* START *

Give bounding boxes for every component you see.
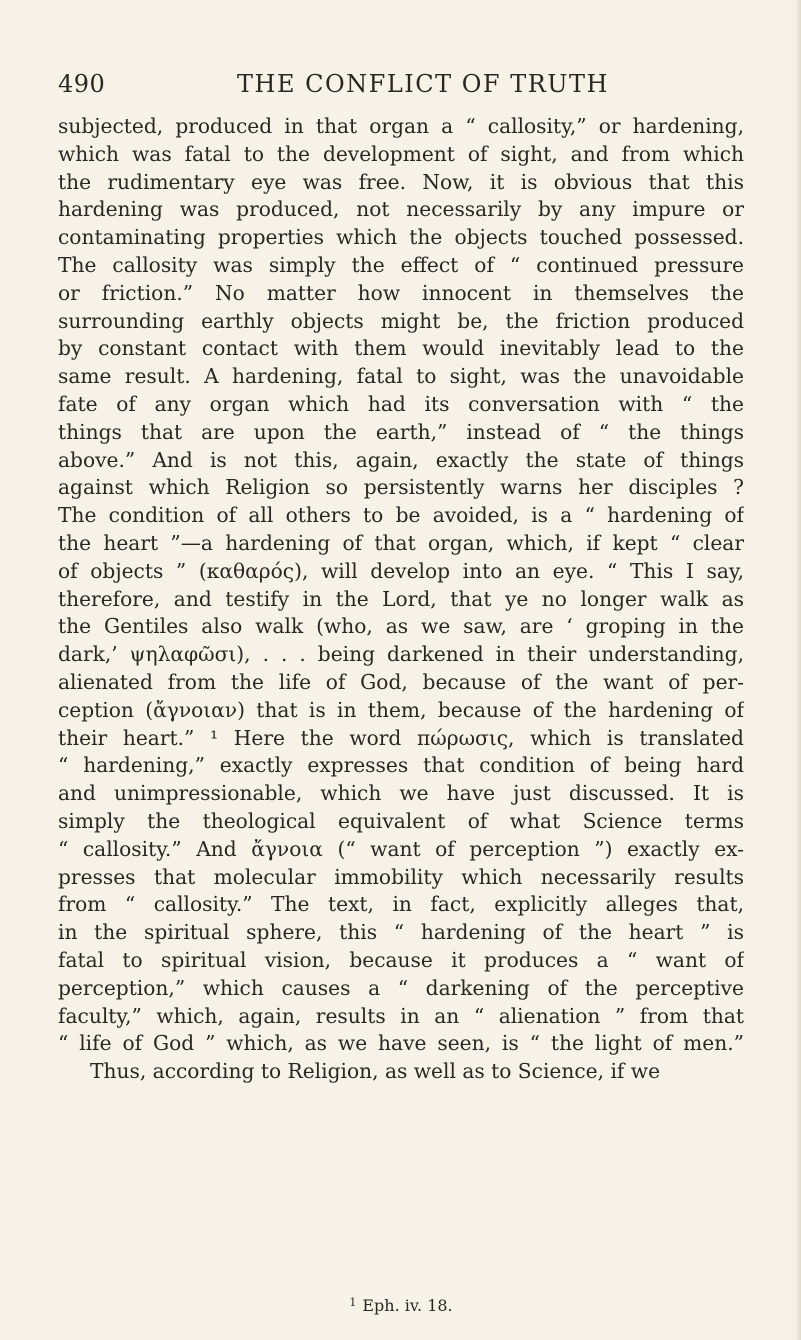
footnote	[58, 1292, 744, 1317]
text-line: their heart.” ¹ Here the word πώρωσις, which is translated	[58, 725, 744, 750]
page-header	[58, 70, 748, 106]
text-line: from “ callosity.” The text, in fact, explicitly alleges that,	[58, 892, 744, 917]
text-line: surrounding earthly objects might be, the friction produced	[58, 308, 744, 333]
text-line: above.” And is not this, again, exactly the state of things	[58, 447, 744, 472]
running-head: THE CONFLICT OF TRUTH	[237, 70, 609, 98]
text-line: dark,’ ψηλαφῶσι), . . . being darkened in their understanding,	[58, 642, 744, 667]
text-line: which was fatal to the development of sight, and from which	[58, 141, 744, 166]
text-line: “ hardening,” exactly expresses that condition of being hard	[58, 753, 744, 778]
text-line: against which Religion so persistently warns her disciples ?	[58, 475, 744, 500]
text-line: by constant contact with them would inevitably lead to the	[58, 336, 744, 361]
text-line: fatal to spiritual vision, because it produces a “ want of	[58, 947, 744, 972]
page-number: 490	[58, 70, 106, 98]
text-line: Thus, according to Religion, as well as to Science, if we	[90, 1059, 661, 1084]
footnote-mark: 1	[349, 1296, 357, 1309]
text-line: things that are upon the earth,” instead of “ the things	[58, 419, 744, 444]
text-line: the Gentiles also walk (who, as we saw, are ‘ groping in the	[58, 614, 744, 639]
footnote-text: Eph. iv. 18.	[362, 1296, 453, 1315]
text-line: ception (ἄγνοιαν) that is in them, because of the hardening of	[58, 697, 744, 722]
text-line: faculty,” which, again, results in an “ alienation ” from that	[58, 1003, 744, 1028]
body-text	[58, 113, 744, 1086]
text-line: same result. A hardening, fatal to sight, was the unavoidable	[58, 364, 744, 389]
text-line: and unimpressionable, which we have just discussed. It is	[58, 781, 744, 806]
text-line: simply the theological equivalent of what Science terms	[58, 808, 744, 833]
text-line: in the spiritual sphere, this “ hardening of the heart ” is	[58, 920, 744, 945]
text-line: alienated from the life of God, because of the want of per-	[58, 669, 744, 694]
text-line: “ callosity.” And ἄγνοια (“ want of perception ”) exactly ex-	[58, 836, 744, 861]
text-line: perception,” which causes a “ darkening of the perceptive	[58, 975, 744, 1000]
text-line: hardening was produced, not necessarily by any impure or	[58, 197, 744, 222]
text-line: or friction.” No matter how innocent in themselves the	[58, 280, 744, 305]
text-line: of objects ” (καθαρός), will develop into an eye. “ This I say,	[58, 558, 744, 583]
text-line: therefore, and testify in the Lord, that ye no longer walk as	[58, 586, 744, 611]
text-line: the heart ”—a hardening of that organ, which, if kept “ clear	[58, 530, 744, 555]
text-line: “ life of God ” which, as we have seen, is “ the light of men.”	[58, 1031, 744, 1056]
text-line: fate of any organ which had its conversation with “ the	[58, 391, 744, 416]
text-line: The callosity was simply the effect of “ continued pressure	[58, 252, 744, 277]
page-edge-shadow	[795, 0, 801, 1340]
text-line: presses that molecular immobility which necessarily results	[58, 864, 744, 889]
text-line: the rudimentary eye was free. Now, it is obvious that this	[58, 169, 744, 194]
text-line: contaminating properties which the objects touched possessed.	[58, 225, 744, 250]
text-line: The condition of all others to be avoided, is a “ hardening of	[58, 503, 744, 528]
text-line: subjected, produced in that organ a “ callosity,” or hardening,	[58, 114, 744, 138]
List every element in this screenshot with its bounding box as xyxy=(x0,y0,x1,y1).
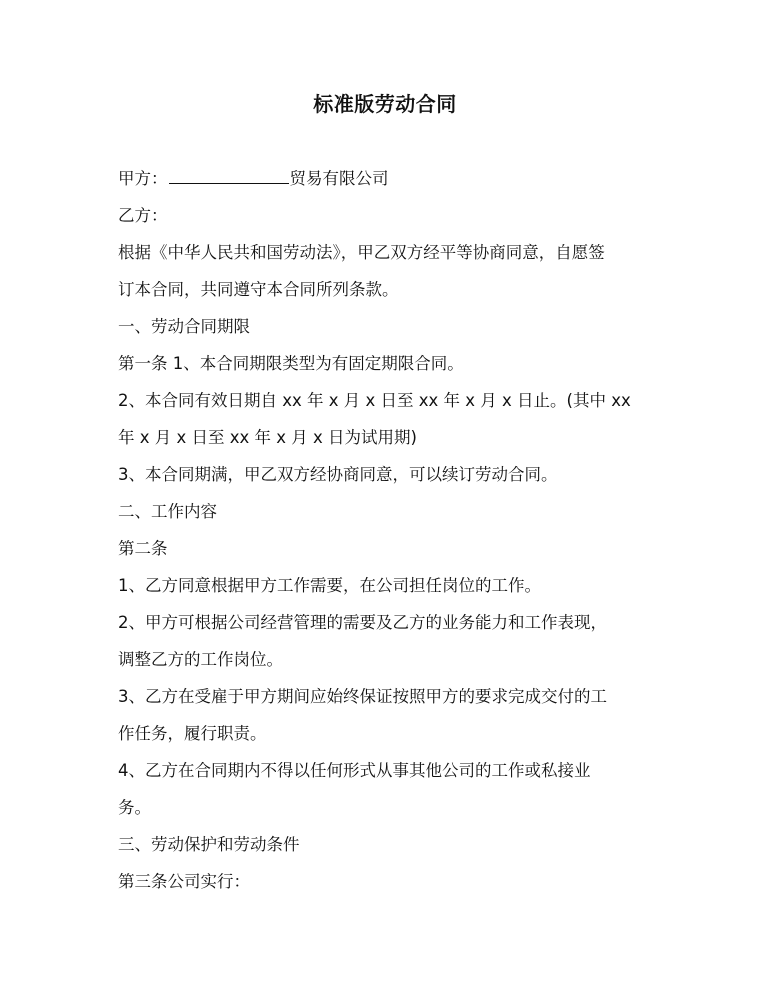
text-line: 第一条 1、本合同期限类型为有固定期限合同。 xyxy=(118,354,464,373)
party-a-label: 甲方： xyxy=(118,169,168,188)
text-line: 1、乙方同意根据甲方工作需要，在公司担任岗位的工作。 xyxy=(118,576,541,595)
party-b-line xyxy=(118,197,658,234)
text-line: 订本合同，共同遵守本合同所列条款。 xyxy=(118,280,399,299)
text-line: 2、本合同有效日期自 xx 年 x 月 x 日至 xx 年 x 月 x 日止。(其中 xx xyxy=(118,391,631,410)
text-line: 4、乙方在合同期内不得以任何形式从事其他公司的工作或私接业 xyxy=(118,761,591,780)
text-line: 2、甲方可根据公司经营管理的需要及乙方的业务能力和工作表现， xyxy=(118,613,607,632)
text-line: 第二条 xyxy=(118,539,168,558)
text-line: 3、本合同期满，甲乙双方经协商同意，可以续订劳动合同。 xyxy=(118,465,558,484)
document-title: 标准版劳动合同 xyxy=(313,92,457,116)
text-line: 务。 xyxy=(118,798,151,817)
text-line: 第三条公司实行： xyxy=(118,872,250,891)
section-heading: 三、劳动保护和劳动条件 xyxy=(118,835,300,854)
text-line: 3、乙方在受雇于甲方期间应始终保证按照甲方的要求完成交付的工 xyxy=(118,687,607,706)
contract-body xyxy=(118,160,658,900)
text-line: 调整乙方的工作岗位。 xyxy=(118,650,283,669)
party-b-label: 乙方： xyxy=(118,206,168,225)
text-line: 年 x 月 x 日至 xx 年 x 月 x 日为试用期) xyxy=(118,428,417,447)
section-heading: 二、工作内容 xyxy=(118,502,217,521)
section-heading: 一、劳动合同期限 xyxy=(118,317,250,336)
text-line: 根据《中华人民共和国劳动法》，甲乙双方经平等协商同意，自愿签 xyxy=(118,243,605,262)
party-a-line xyxy=(118,160,658,197)
party-a-suffix: 贸易有限公司 xyxy=(289,169,389,188)
party-a-blank-field xyxy=(169,166,289,184)
text-line: 作任务，履行职责。 xyxy=(118,724,267,743)
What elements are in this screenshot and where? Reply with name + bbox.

* END *

## GOAL
Arrange every line of the records as a single numbered list, skipping blank lines and leaving the pictures out of your answer.

## RESULT FOR THIS TASK
1. Give bounding boxes for every component you see.
2. footnote	[58, 1292, 744, 1317]
3. text-line: their heart.” ¹ Here the word πώρωσις, which is translated	[58, 725, 744, 750]
4. page-header	[58, 70, 748, 106]
5. text-line: from “ callosity.” The text, in fact, explicitly alleges that,	[58, 892, 744, 917]
6. text-line: surrounding earthly objects might be, the friction produced	[58, 308, 744, 333]
7. text-line: above.” And is not this, again, exactly the state of things	[58, 447, 744, 472]
8. running-head: THE CONFLICT OF TRUTH	[237, 70, 609, 98]
9. text-line: dark,’ ψηλαφῶσι), . . . being darkened in their understanding,	[58, 642, 744, 667]
10. text-line: which was fatal to the development of sight, and from which	[58, 141, 744, 166]
11. text-line: “ hardening,” exactly expresses that condition of being hard	[58, 753, 744, 778]
12. text-line: against which Religion so persistently warns her disciples ?	[58, 475, 744, 500]
13. text-line: by constant contact with them would inevitably lead to the	[58, 336, 744, 361]
14. text-line: fatal to spiritual vision, because it produces a “ want of	[58, 947, 744, 972]
15. page-number: 490	[58, 70, 106, 98]
16. text-line: Thus, according to Religion, as well as to Science, if we	[90, 1059, 661, 1084]
17. footnote-mark: 1	[349, 1296, 357, 1309]
18. text-line: things that are upon the earth,” instead of “ the things	[58, 419, 744, 444]
19. text-line: the Gentiles also walk (who, as we saw, are ‘ groping in the	[58, 614, 744, 639]
20. footnote-text: Eph. iv. 18.	[362, 1296, 453, 1315]
21. text-line: ception (ἄγνοιαν) that is in them, because of the hardening of	[58, 697, 744, 722]
22. text-line: faculty,” which, again, results in an “ alienation ” from that	[58, 1003, 744, 1028]
23. body-text	[58, 113, 744, 1086]
24. text-line: same result. A hardening, fatal to sight, was the unavoidable	[58, 364, 744, 389]
25. text-line: and unimpressionable, which we have just discussed. It is	[58, 781, 744, 806]
26. text-line: simply the theological equivalent of what Science terms	[58, 808, 744, 833]
27. text-line: in the spiritual sphere, this “ hardening of the heart ” is	[58, 920, 744, 945]
28. text-line: alienated from the life of God, because of the want of per-	[58, 669, 744, 694]
29. text-line: “ callosity.” And ἄγνοια (“ want of perception ”) exactly ex-	[58, 836, 744, 861]
30. text-line: perception,” which causes a “ darkening of the perceptive	[58, 975, 744, 1000]
31. text-line: hardening was produced, not necessarily by any impure or	[58, 197, 744, 222]
32. text-line: or friction.” No matter how innocent in themselves the	[58, 280, 744, 305]
33. text-line: of objects ” (καθαρός), will develop into an eye. “ This I say,	[58, 558, 744, 583]
34. text-line: therefore, and testify in the Lord, that ye no longer walk as	[58, 586, 744, 611]
35. text-line: the heart ”—a hardening of that organ, which, if kept “ clear	[58, 530, 744, 555]
36. text-line: “ life of God ” which, as we have seen, is “ the light of men.”	[58, 1031, 744, 1056]
37. text-line: fate of any organ which had its conversation with “ the	[58, 391, 744, 416]
38. text-line: The callosity was simply the effect of “ continued pressure	[58, 252, 744, 277]
39. page-edge-shadow	[795, 0, 801, 1340]
40. text-line: presses that molecular immobility which necessarily results	[58, 864, 744, 889]
41. text-line: the rudimentary eye was free. Now, it is obvious that this	[58, 169, 744, 194]
42. text-line: contaminating properties which the objects touched possessed.	[58, 225, 744, 250]
43. text-line: The condition of all others to be avoided, is a “ hardening of	[58, 503, 744, 528]
44. text-line: subjected, produced in that organ a “ callosity,” or hardening,	[58, 114, 744, 138]
45. List every element in this screenshot with its bounding box as xyxy=(x0,y0,x1,y1).
46. text-line: 第一条 1、本合同期限类型为有固定期限合同。 xyxy=(118,354,464,373)
47. party-a-label: 甲方： xyxy=(118,169,168,188)
48. text-line: 1、乙方同意根据甲方工作需要，在公司担任岗位的工作。 xyxy=(118,576,541,595)
49. party-b-line xyxy=(118,197,658,234)
50. text-line: 订本合同，共同遵守本合同所列条款。 xyxy=(118,280,399,299)
51. text-line: 2、本合同有效日期自 xx 年 x 月 x 日至 xx 年 x 月 x 日止。(其中 xx xyxy=(118,391,631,410)
52. text-line: 4、乙方在合同期内不得以任何形式从事其他公司的工作或私接业 xyxy=(118,761,591,780)
53. text-line: 2、甲方可根据公司经营管理的需要及乙方的业务能力和工作表现， xyxy=(118,613,607,632)
54. text-line: 第二条 xyxy=(118,539,168,558)
55. text-line: 3、本合同期满，甲乙双方经协商同意，可以续订劳动合同。 xyxy=(118,465,558,484)
56. document-title: 标准版劳动合同 xyxy=(313,92,457,116)
57. text-line: 务。 xyxy=(118,798,151,817)
58. text-line: 第三条公司实行： xyxy=(118,872,250,891)
59. section-heading: 三、劳动保护和劳动条件 xyxy=(118,835,300,854)
60. text-line: 3、乙方在受雇于甲方期间应始终保证按照甲方的要求完成交付的工 xyxy=(118,687,607,706)
61. contract-body xyxy=(118,160,658,900)
62. text-line: 调整乙方的工作岗位。 xyxy=(118,650,283,669)
63. party-b-label: 乙方： xyxy=(118,206,168,225)
64. text-line: 年 x 月 x 日至 xx 年 x 月 x 日为试用期) xyxy=(118,428,417,447)
65. section-heading: 二、工作内容 xyxy=(118,502,217,521)
66. section-heading: 一、劳动合同期限 xyxy=(118,317,250,336)
67. text-line: 根据《中华人民共和国劳动法》，甲乙双方经平等协商同意，自愿签 xyxy=(118,243,605,262)
68. party-a-line xyxy=(118,160,658,197)
69. party-a-suffix: 贸易有限公司 xyxy=(289,169,389,188)
70. party-a-blank-field xyxy=(169,166,289,184)
71. text-line: 作任务，履行职责。 xyxy=(118,724,267,743)
72. What elements are in this screenshot and where? Reply with name + bbox.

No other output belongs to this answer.